# Problem details
Copy the article about the Rinse laundry startup's funding word for word, from "The funding comes" down to "the fashion industry.".

# Document excerpt

Rinse Raises $3.5 Million So Millennials Can Continue Getting Other People To Do Their Laundry For Them

Millennials in SF seem to have it made with on-demand everything, including services that will pick up their dirty clothes and wash them so they don’t have to.

Rinse, an SF-based on-demand laundry startup, is just the latest to join the ranks of on-demand laundry services like Washio, Laundry Locker, Instawash, SFWash and Sudzee – not to mention the plethora of corner laundry mats they could just walk a few steps over to and clean their own clothes.

As you can see from that list, on-demand laundry is almost as prevalent in the 7×7 as on-demand food delivery. It’s a crowded space. So the mostly bootstrapped Rinse has just raised $3.5 million in seed money to go wash the clothes of any manchild living in Los Angeles, too.

The funding comes from a whole bunch of VC firms, including Arena Ventures, ff Venture Capital, Great Oaks Venture Capital, Accelerator Ventures, MESA Ventures, Expansion Venture Capital, Rothenberg Ventures, Base Ventures, Structure Capital, Otter Rock Capital, and some angels in the fashion industry.

# Recorded data
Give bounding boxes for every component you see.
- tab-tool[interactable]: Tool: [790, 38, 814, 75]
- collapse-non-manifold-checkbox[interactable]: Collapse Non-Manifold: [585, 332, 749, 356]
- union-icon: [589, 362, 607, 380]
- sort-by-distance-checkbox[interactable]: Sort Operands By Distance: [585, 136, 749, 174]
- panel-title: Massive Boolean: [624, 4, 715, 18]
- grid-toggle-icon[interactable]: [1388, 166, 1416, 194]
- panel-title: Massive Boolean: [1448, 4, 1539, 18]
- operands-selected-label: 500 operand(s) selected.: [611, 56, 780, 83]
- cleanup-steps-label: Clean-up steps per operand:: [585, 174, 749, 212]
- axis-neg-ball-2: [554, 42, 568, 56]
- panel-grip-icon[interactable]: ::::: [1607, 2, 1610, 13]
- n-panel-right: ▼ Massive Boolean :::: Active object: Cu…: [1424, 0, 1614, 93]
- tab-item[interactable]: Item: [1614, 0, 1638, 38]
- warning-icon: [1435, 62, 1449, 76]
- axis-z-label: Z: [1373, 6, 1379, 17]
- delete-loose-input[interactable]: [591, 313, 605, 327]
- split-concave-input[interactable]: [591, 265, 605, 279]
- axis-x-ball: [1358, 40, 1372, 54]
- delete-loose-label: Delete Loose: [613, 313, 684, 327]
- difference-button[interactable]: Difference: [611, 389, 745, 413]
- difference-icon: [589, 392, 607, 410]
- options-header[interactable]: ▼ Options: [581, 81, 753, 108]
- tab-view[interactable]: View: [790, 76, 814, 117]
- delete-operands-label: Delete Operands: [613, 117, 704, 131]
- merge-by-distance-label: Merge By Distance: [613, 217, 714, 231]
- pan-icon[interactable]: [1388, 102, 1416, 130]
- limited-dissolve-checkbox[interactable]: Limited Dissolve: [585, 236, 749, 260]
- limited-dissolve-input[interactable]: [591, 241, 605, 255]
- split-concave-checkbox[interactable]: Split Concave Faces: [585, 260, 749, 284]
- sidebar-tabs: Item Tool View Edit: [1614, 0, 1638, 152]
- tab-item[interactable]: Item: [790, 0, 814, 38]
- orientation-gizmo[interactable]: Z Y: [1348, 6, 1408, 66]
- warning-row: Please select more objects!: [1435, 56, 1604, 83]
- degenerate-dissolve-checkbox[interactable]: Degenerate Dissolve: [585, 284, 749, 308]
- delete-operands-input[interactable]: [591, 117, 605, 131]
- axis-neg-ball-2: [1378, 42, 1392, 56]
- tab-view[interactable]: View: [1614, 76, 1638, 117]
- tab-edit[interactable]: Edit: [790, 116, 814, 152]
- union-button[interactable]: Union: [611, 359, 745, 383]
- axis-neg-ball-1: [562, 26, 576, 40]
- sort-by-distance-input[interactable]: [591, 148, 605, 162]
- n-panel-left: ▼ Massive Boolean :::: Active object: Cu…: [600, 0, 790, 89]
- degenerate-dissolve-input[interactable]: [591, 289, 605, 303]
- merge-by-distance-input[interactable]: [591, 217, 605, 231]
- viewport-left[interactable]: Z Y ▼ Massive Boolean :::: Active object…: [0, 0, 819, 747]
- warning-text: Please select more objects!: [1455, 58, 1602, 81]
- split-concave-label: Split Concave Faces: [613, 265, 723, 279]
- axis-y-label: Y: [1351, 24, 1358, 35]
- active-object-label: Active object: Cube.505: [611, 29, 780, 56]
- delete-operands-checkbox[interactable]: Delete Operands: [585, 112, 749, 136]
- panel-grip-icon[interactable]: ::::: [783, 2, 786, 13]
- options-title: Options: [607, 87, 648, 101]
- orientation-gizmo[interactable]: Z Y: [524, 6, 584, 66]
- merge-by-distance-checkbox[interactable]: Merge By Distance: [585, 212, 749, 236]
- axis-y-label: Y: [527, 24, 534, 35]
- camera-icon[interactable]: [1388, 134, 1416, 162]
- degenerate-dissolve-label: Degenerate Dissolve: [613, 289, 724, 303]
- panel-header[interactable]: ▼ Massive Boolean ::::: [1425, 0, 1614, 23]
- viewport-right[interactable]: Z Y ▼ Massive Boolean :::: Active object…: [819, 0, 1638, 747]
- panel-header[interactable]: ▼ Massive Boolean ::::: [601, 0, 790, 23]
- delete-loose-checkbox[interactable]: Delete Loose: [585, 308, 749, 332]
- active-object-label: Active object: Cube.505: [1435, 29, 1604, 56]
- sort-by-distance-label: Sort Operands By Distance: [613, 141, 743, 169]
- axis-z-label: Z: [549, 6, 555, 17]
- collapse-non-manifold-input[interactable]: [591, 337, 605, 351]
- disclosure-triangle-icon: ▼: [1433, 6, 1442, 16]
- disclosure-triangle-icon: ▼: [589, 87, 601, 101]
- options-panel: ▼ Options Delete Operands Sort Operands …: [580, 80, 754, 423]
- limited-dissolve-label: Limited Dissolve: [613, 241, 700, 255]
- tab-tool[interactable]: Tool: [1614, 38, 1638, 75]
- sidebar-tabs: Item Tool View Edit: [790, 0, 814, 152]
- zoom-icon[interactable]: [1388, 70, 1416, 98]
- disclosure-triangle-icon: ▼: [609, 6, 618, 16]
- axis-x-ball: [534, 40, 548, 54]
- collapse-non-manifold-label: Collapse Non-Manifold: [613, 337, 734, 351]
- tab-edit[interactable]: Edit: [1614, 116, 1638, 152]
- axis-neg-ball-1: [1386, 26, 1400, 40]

# Answer below
The funding comes from a whole bunch of VC firms, including Arena Ventures, ff Venture Capital, Great Oaks Venture Capital, Accelerator Ventures, MESA Ventures, Expansion Venture Capital, Rothenberg Ventures, Base Ventures, Structure Capital, Otter Rock Capital, and some angels in the fashion industry.